__Task prompt__. Extract all lines that hold "this" from the records below.

__Supplied data__.
- - - - -
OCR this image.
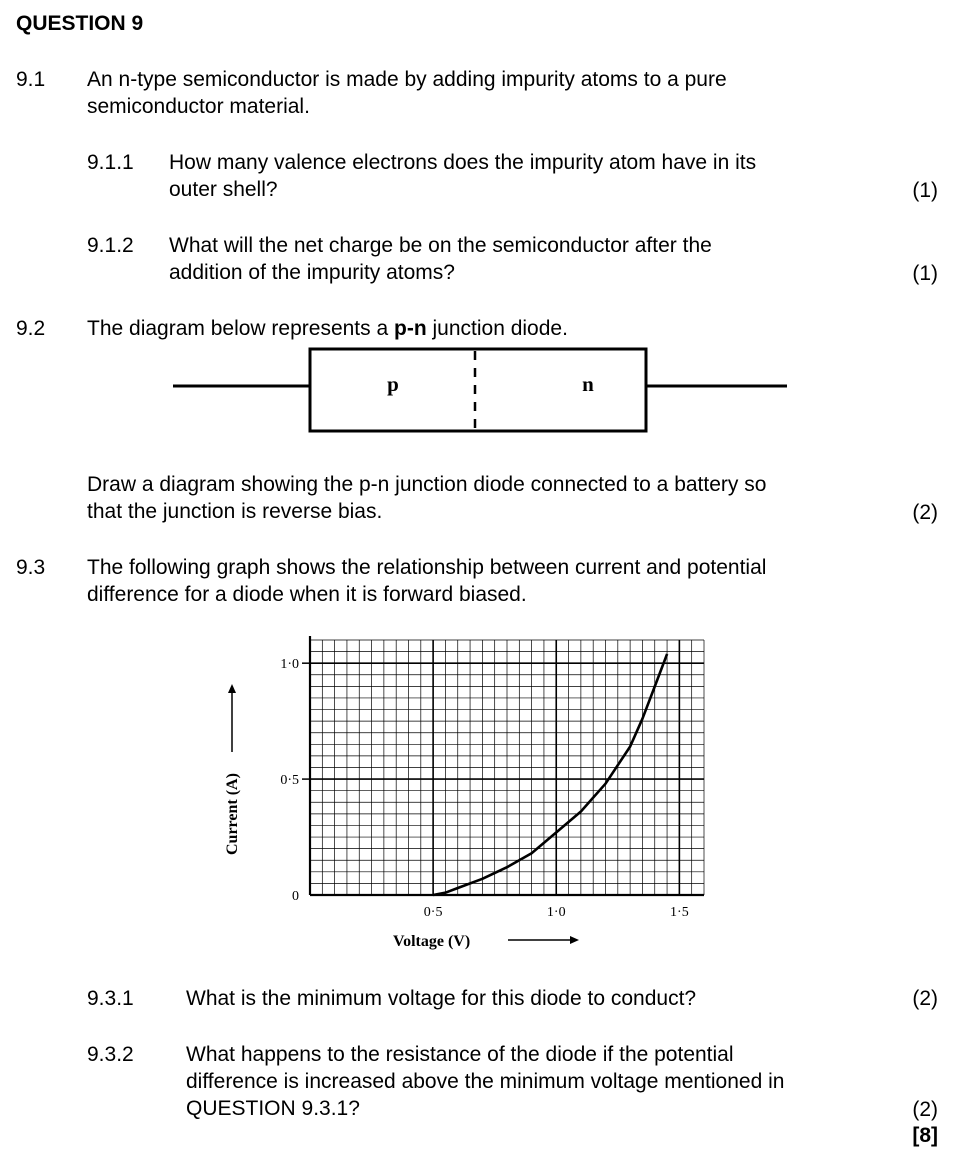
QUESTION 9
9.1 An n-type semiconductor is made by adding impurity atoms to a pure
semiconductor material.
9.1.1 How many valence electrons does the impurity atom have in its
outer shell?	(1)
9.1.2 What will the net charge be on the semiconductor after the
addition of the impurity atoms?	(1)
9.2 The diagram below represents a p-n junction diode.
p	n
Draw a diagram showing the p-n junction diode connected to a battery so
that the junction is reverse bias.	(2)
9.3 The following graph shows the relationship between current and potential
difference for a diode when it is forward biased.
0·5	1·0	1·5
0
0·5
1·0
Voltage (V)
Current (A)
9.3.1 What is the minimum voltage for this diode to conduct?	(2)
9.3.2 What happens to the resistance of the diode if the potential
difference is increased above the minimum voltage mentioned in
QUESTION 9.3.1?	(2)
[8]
- - - - -
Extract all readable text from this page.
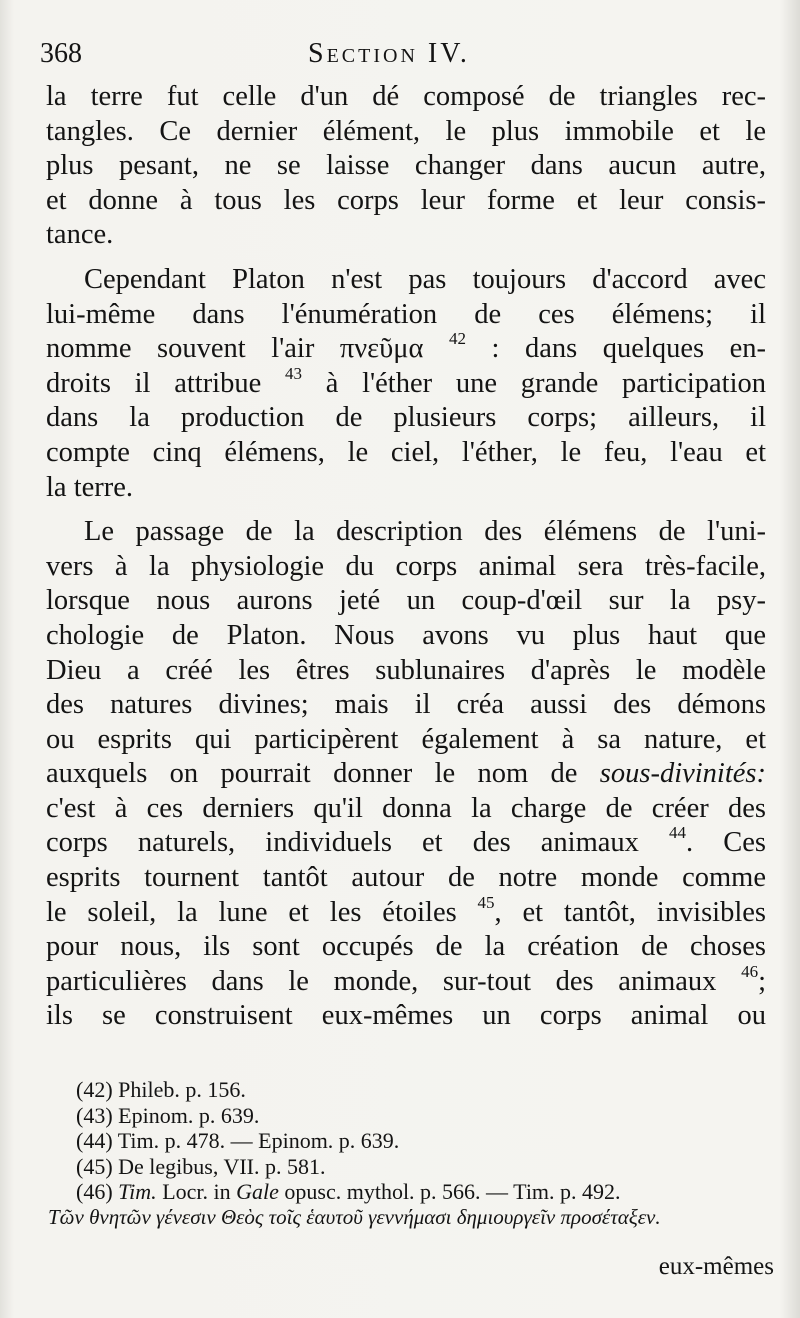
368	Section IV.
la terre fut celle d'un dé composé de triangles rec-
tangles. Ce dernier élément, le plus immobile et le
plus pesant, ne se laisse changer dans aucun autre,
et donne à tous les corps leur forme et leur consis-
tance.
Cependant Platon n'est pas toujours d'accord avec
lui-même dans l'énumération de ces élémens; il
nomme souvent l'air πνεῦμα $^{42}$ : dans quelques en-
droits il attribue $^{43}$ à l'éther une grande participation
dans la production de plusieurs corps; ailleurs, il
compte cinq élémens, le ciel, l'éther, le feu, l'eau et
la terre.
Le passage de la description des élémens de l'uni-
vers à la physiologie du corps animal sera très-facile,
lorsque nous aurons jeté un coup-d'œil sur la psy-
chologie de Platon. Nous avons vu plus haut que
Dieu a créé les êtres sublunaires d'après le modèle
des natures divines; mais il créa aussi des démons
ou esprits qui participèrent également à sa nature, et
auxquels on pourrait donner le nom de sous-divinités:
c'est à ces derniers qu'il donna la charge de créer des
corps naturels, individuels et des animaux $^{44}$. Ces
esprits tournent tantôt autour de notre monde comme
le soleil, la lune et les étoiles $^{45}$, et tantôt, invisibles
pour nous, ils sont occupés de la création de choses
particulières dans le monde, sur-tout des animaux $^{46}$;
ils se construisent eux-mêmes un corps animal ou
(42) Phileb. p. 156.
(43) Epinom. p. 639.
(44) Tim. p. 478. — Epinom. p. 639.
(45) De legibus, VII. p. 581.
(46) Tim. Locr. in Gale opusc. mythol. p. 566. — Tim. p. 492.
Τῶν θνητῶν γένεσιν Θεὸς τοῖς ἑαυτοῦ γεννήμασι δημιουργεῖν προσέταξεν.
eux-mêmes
- - - - -
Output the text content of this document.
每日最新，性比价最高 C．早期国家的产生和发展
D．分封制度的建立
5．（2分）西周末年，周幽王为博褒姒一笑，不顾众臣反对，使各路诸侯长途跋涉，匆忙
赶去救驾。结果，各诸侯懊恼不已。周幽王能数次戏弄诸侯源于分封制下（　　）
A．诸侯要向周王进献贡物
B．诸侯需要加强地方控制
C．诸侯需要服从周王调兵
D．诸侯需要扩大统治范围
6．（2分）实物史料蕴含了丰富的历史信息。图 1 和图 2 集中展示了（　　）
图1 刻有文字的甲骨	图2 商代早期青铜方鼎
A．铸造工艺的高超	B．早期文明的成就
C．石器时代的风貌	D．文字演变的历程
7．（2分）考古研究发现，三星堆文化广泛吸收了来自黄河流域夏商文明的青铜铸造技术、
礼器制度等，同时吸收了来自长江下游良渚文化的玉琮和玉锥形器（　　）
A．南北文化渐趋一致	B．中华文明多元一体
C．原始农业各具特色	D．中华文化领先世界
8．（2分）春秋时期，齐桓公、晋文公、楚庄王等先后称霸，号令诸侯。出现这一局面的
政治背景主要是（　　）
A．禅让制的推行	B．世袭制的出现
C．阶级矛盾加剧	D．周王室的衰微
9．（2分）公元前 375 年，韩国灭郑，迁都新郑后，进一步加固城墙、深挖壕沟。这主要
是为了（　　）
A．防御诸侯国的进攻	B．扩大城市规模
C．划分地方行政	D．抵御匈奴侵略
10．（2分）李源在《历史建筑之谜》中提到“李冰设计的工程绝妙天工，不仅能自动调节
- - - - -
__Result__.
OCR this image.
9.3.1 What is the minimum voltage for this diode to conduct?	(2)
Extract all readable text from this page.
Output the text content of this document.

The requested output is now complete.